• [WORK TO BE COMPLETED]: Extract all of the entries and set them down verbatim.

• [Figure dataset records]:
——————
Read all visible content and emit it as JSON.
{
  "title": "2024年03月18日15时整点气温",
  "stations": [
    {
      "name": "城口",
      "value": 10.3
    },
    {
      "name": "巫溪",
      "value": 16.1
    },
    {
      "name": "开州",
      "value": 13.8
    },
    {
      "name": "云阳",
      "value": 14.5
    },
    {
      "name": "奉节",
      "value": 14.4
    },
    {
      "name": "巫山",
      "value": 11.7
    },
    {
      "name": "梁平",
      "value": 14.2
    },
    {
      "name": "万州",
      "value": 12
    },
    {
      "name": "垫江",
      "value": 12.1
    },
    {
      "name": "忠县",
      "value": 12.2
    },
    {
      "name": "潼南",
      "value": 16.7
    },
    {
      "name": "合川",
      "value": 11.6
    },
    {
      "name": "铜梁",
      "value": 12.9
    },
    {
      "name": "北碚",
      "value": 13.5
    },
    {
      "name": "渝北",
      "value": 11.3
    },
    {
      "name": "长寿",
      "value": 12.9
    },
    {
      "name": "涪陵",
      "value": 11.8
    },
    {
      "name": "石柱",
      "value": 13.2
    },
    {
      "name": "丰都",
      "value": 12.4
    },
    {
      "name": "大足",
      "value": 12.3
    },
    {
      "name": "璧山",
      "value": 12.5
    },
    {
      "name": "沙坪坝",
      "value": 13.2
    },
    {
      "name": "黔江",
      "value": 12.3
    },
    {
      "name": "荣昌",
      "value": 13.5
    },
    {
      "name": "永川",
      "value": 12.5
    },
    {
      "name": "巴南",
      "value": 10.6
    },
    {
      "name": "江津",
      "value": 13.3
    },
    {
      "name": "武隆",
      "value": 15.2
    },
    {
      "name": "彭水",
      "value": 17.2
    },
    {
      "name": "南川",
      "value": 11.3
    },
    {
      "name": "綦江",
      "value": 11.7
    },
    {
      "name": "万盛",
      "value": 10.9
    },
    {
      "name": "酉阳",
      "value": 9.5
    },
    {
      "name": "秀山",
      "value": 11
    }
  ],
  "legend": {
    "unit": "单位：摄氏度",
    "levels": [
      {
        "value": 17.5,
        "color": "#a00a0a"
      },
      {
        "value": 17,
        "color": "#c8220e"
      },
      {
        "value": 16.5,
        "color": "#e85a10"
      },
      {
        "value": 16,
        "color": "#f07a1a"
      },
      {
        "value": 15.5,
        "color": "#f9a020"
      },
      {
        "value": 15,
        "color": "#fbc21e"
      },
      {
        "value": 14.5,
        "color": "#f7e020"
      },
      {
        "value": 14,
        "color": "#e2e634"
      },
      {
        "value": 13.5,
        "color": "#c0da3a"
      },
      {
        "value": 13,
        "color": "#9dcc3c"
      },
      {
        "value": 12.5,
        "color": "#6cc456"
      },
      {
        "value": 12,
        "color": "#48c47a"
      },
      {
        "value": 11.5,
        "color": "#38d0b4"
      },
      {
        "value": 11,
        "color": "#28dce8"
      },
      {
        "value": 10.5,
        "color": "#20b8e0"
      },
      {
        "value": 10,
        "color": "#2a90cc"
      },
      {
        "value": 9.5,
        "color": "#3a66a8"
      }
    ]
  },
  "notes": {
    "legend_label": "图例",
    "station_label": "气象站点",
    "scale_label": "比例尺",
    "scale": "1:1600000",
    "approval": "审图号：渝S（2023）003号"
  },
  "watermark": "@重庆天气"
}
——————
• [ANSWER BELOW]:
Read all visible content and emit it as JSON.
{
  "title": "2024年03月18日15时整点气温",
  "stations": [
    {
      "name": "城口",
      "value": 10.3
    },
    {
      "name": "巫溪",
      "value": 16.1
    },
    {
      "name": "开州",
      "value": 13.8
    },
    {
      "name": "云阳",
      "value": 14.5
    },
    {
      "name": "奉节",
      "value": 14.4
    },
    {
      "name": "巫山",
      "value": 11.7
    },
    {
      "name": "梁平",
      "value": 14.2
    },
    {
      "name": "万州",
      "value": 12
    },
    {
      "name": "垫江",
      "value": 12.1
    },
    {
      "name": "忠县",
      "value": 12.2
    },
    {
      "name": "潼南",
      "value": 16.7
    },
    {
      "name": "合川",
      "value": 11.6
    },
    {
      "name": "铜梁",
      "value": 12.9
    },
    {
      "name": "北碚",
      "value": 13.5
    },
    {
      "name": "渝北",
      "value": 11.3
    },
    {
      "name": "长寿",
      "value": 12.9
    },
    {
      "name": "涪陵",
      "value": 11.8
    },
    {
      "name": "石柱",
      "value": 13.2
    },
    {
      "name": "丰都",
      "value": 12.4
    },
    {
      "name": "大足",
      "value": 12.3
    },
    {
      "name": "璧山",
      "value": 12.5
    },
    {
      "name": "沙坪坝",
      "value": 13.2
    },
    {
      "name": "黔江",
      "value": 12.3
    },
    {
      "name": "荣昌",
      "value": 13.5
    },
    {
      "name": "永川",
      "value": 12.5
    },
    {
      "name": "巴南",
      "value": 10.6
    },
    {
      "name": "江津",
      "value": 13.3
    },
    {
      "name": "武隆",
      "value": 15.2
    },
    {
      "name": "彭水",
      "value": 17.2
    },
    {
      "name": "南川",
      "value": 11.3
    },
    {
      "name": "綦江",
      "value": 11.7
    },
    {
      "name": "万盛",
      "value": 10.9
    },
    {
      "name": "酉阳",
      "value": 9.5
    },
    {
      "name": "秀山",
      "value": 11
    }
  ],
  "legend": {
    "unit": "单位：摄氏度",
    "levels": [
      {
        "value": 17.5,
        "color": "#a00a0a"
      },
      {
        "value": 17,
        "color": "#c8220e"
      },
      {
        "value": 16.5,
        "color": "#e85a10"
      },
      {
        "value": 16,
        "color": "#f07a1a"
      },
      {
        "value": 15.5,
        "color": "#f9a020"
      },
      {
        "value": 15,
        "color": "#fbc21e"
      },
      {
        "value": 14.5,
        "color": "#f7e020"
      },
      {
        "value": 14,
        "color": "#e2e634"
      },
      {
        "value": 13.5,
        "color": "#c0da3a"
      },
      {
        "value": 13,
        "color": "#9dcc3c"
      },
      {
        "value": 12.5,
        "color": "#6cc456"
      },
      {
        "value": 12,
        "color": "#48c47a"
      },
      {
        "value": 11.5,
        "color": "#38d0b4"
      },
      {
        "value": 11,
        "color": "#28dce8"
      },
      {
        "value": 10.5,
        "color": "#20b8e0"
      },
      {
        "value": 10,
        "color": "#2a90cc"
      },
      {
        "value": 9.5,
        "color": "#3a66a8"
      }
    ]
  },
  "notes": {
    "legend_label": "图例",
    "station_label": "气象站点",
    "scale_label": "比例尺",
    "scale": "1:1600000",
    "approval": "审图号：渝S（2023）003号"
  },
  "watermark": "@重庆天气"
}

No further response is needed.